- _Set exercise_:
Your reply should be a single number: how many lines contain the string "rendah".
— begin Dataset rows —
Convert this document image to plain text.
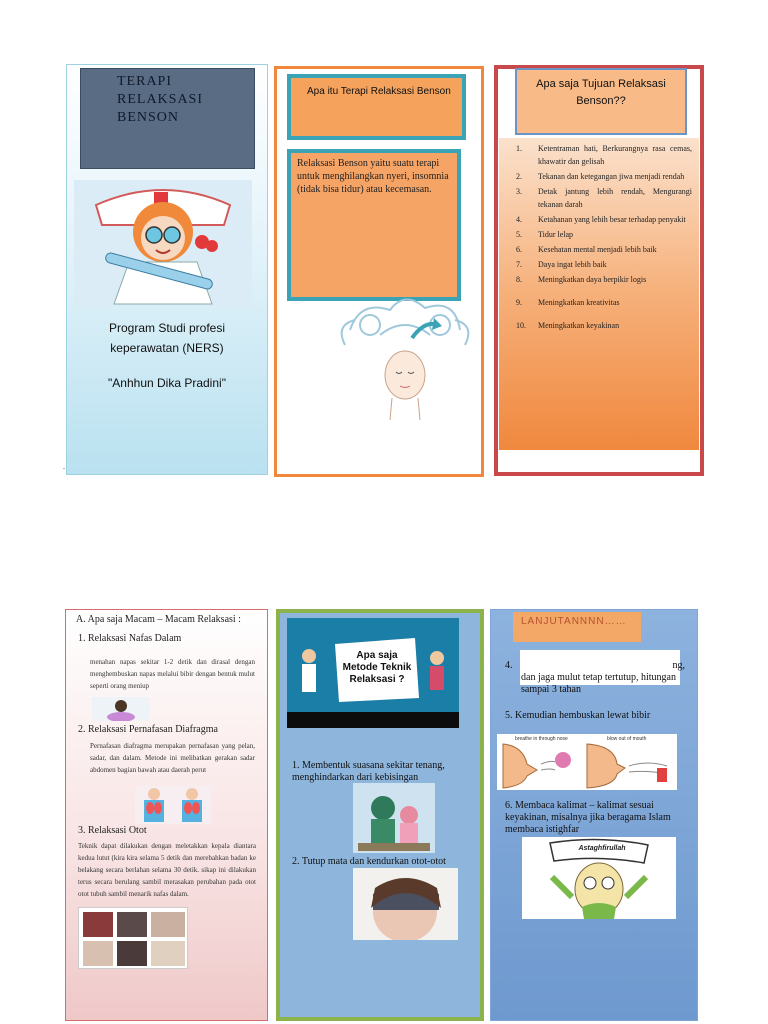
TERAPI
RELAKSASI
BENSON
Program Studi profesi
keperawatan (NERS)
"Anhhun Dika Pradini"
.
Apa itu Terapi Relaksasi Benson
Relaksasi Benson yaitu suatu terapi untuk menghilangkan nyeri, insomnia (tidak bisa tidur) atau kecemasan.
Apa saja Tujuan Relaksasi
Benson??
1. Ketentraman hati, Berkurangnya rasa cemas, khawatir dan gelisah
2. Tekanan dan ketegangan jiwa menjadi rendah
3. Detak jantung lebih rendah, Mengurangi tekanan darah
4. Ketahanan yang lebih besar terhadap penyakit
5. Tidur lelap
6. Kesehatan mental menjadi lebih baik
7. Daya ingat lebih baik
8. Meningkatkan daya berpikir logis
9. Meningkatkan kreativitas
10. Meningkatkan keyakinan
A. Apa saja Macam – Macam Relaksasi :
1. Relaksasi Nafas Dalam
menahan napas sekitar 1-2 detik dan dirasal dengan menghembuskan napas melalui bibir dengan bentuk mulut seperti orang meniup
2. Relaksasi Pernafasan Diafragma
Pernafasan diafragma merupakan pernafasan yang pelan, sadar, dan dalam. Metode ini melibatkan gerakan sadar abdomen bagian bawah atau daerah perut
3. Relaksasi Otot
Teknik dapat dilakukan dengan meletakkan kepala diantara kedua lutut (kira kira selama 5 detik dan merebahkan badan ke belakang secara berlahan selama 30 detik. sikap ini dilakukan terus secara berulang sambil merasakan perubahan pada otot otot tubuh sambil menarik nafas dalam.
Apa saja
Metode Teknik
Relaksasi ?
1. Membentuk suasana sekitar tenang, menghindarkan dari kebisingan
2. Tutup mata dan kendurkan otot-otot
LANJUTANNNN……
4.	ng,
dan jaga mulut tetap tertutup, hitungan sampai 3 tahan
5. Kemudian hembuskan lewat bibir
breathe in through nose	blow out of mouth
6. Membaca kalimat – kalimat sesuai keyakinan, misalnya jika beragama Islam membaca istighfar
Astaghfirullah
— end Dataset rows —
- _Answer to the task_:
2